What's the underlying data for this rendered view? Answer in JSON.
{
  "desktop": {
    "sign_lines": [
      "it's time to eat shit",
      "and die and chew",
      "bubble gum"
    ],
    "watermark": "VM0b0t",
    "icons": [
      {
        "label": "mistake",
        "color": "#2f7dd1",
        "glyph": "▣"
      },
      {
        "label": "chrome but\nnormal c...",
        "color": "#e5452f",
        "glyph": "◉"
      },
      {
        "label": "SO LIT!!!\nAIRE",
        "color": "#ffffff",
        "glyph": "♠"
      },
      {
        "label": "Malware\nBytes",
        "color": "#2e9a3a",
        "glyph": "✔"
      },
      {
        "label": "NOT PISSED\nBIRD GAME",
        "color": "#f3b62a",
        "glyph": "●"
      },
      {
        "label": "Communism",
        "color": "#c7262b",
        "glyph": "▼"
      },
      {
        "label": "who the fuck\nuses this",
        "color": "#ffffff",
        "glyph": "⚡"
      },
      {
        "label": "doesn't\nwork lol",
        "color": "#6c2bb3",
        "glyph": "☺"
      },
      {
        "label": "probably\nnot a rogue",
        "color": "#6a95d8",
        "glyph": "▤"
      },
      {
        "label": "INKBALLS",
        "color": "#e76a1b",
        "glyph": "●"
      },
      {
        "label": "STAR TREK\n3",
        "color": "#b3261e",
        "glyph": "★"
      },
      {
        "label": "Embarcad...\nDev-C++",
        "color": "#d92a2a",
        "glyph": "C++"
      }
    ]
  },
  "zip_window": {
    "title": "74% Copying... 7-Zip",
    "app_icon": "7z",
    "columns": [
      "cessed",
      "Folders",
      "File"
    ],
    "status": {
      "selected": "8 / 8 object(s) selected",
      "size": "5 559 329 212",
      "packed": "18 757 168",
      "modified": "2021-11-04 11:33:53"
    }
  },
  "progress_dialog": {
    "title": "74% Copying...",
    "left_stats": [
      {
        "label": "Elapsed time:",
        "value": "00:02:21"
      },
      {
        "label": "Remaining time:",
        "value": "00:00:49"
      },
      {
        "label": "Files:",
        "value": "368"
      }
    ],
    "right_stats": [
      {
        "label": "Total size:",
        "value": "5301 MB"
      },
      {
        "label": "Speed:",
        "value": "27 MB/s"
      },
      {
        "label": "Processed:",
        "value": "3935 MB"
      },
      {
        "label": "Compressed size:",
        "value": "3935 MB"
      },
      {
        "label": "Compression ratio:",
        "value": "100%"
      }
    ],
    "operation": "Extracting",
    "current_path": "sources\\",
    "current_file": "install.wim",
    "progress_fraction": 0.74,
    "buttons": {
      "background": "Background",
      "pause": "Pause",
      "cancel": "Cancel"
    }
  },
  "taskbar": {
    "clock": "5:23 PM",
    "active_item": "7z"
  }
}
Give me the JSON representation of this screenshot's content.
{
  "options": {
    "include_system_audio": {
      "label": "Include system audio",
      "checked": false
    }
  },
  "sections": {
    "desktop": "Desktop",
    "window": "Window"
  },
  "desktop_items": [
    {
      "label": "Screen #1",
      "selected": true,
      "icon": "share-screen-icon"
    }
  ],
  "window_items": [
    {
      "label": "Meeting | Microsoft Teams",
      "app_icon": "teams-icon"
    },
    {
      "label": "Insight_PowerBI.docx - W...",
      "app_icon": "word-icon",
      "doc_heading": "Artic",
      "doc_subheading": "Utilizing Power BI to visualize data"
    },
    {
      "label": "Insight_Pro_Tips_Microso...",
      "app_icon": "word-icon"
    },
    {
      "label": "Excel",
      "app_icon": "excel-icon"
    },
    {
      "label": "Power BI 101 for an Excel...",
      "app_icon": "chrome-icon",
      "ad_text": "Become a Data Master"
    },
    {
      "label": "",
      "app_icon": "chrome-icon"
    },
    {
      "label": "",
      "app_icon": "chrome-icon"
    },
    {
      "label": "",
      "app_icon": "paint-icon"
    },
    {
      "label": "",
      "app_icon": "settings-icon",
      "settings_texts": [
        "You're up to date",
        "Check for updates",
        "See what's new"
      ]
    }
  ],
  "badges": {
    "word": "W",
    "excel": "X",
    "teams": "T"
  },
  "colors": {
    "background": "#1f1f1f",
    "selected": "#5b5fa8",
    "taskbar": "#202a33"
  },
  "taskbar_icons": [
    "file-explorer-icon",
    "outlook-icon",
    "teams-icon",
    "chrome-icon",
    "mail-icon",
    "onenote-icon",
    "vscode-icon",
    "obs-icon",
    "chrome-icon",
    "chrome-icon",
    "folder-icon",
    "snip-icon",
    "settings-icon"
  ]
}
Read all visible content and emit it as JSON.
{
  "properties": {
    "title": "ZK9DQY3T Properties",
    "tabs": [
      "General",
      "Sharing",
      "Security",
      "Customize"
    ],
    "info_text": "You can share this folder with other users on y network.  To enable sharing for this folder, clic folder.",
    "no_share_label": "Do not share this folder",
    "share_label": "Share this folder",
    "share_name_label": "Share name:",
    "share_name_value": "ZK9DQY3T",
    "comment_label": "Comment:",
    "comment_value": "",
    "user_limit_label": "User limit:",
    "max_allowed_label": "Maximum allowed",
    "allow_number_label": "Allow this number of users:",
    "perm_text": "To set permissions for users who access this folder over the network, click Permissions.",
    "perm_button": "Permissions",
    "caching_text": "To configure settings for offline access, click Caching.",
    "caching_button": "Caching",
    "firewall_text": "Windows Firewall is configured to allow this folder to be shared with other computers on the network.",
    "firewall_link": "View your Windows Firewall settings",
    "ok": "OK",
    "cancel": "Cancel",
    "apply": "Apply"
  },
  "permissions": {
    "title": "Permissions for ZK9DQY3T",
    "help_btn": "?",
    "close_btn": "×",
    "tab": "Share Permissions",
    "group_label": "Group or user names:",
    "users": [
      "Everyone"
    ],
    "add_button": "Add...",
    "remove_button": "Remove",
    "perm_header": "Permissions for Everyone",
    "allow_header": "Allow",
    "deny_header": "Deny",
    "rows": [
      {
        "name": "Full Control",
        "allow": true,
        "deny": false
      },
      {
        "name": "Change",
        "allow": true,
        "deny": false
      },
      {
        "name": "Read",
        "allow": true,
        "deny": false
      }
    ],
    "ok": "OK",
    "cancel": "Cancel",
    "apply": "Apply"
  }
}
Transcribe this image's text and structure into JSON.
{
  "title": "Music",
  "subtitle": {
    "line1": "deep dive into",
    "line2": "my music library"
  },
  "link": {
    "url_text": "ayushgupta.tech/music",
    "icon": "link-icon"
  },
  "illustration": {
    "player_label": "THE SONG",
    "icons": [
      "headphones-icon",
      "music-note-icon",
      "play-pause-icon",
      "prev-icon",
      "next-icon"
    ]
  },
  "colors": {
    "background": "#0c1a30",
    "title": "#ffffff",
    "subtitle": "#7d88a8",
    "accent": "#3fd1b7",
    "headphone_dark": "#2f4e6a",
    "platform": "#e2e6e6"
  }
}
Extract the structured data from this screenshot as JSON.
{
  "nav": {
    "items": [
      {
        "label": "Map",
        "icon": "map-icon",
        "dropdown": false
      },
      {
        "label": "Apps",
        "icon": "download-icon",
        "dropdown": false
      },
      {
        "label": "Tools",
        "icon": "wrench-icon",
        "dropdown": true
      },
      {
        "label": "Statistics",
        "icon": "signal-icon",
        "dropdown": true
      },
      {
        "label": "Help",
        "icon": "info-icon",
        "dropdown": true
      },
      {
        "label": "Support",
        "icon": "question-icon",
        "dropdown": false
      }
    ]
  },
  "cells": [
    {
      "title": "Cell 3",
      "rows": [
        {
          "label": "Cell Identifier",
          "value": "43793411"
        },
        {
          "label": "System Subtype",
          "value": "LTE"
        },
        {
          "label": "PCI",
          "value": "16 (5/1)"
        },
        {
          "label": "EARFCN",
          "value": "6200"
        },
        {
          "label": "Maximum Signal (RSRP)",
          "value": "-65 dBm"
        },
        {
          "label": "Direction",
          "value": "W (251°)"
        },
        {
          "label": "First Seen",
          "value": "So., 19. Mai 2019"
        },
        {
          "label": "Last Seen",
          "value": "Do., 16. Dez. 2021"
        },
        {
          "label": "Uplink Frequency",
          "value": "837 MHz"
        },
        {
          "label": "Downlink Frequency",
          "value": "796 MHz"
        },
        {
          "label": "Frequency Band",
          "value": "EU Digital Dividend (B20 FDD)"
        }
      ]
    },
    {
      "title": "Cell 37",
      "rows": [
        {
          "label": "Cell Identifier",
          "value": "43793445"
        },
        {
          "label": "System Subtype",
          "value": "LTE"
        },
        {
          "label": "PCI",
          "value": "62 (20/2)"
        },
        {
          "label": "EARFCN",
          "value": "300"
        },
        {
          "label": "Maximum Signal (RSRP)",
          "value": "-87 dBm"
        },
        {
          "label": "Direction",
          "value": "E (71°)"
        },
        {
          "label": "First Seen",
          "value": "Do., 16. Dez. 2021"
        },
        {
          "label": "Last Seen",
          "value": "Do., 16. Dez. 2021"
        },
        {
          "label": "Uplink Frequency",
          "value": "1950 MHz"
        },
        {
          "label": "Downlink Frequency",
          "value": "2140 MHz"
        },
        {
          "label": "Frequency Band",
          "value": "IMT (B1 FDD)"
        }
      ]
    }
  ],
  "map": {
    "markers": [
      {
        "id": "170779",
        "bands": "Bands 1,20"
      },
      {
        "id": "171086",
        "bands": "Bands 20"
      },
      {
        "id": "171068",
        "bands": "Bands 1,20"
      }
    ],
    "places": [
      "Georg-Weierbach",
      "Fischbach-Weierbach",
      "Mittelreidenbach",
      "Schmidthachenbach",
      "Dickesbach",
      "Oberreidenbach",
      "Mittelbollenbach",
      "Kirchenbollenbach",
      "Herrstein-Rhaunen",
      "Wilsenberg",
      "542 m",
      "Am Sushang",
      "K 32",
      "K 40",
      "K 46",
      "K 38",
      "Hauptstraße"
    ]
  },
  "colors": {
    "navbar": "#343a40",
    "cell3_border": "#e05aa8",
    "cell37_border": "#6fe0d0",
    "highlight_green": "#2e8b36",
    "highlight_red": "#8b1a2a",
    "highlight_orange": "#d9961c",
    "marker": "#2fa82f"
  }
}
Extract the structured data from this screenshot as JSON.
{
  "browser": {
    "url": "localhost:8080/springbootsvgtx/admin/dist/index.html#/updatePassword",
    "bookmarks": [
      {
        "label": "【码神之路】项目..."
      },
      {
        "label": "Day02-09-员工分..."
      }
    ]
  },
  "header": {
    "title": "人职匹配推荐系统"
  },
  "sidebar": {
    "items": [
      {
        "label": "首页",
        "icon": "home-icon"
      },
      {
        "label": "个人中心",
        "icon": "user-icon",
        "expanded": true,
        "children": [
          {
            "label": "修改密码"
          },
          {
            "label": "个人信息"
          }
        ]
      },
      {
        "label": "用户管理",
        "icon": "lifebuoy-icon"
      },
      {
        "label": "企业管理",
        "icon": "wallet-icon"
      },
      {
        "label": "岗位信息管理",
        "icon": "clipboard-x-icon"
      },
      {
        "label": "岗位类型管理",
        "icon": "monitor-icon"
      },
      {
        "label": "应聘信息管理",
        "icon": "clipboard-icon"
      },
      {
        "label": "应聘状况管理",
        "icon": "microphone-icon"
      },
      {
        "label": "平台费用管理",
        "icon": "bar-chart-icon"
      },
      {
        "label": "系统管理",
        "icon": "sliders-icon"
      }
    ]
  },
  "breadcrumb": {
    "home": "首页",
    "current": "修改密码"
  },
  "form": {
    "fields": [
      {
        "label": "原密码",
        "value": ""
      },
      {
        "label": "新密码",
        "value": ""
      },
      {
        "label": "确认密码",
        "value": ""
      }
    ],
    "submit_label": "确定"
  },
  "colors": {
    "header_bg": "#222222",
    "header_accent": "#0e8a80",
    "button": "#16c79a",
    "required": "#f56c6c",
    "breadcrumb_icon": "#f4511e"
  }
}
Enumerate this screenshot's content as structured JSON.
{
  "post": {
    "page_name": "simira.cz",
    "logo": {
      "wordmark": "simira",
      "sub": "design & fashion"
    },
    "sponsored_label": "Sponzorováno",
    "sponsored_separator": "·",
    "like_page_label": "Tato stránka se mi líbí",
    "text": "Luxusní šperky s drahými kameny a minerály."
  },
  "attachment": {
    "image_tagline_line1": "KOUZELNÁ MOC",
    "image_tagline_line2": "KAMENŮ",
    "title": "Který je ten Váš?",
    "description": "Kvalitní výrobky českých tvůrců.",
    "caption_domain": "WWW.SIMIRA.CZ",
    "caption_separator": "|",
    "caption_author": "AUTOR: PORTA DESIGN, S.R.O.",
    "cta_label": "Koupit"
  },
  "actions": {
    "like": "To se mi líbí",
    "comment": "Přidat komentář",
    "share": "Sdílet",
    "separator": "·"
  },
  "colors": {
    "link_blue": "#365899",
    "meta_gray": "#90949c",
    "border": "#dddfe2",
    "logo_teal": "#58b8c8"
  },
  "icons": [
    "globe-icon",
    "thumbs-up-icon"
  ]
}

WHAT THE TASK ASKS – Using the material above, work out how many lines contain the string "access". Give that number alone.

SOLUTION TO THE EXERCISE – 2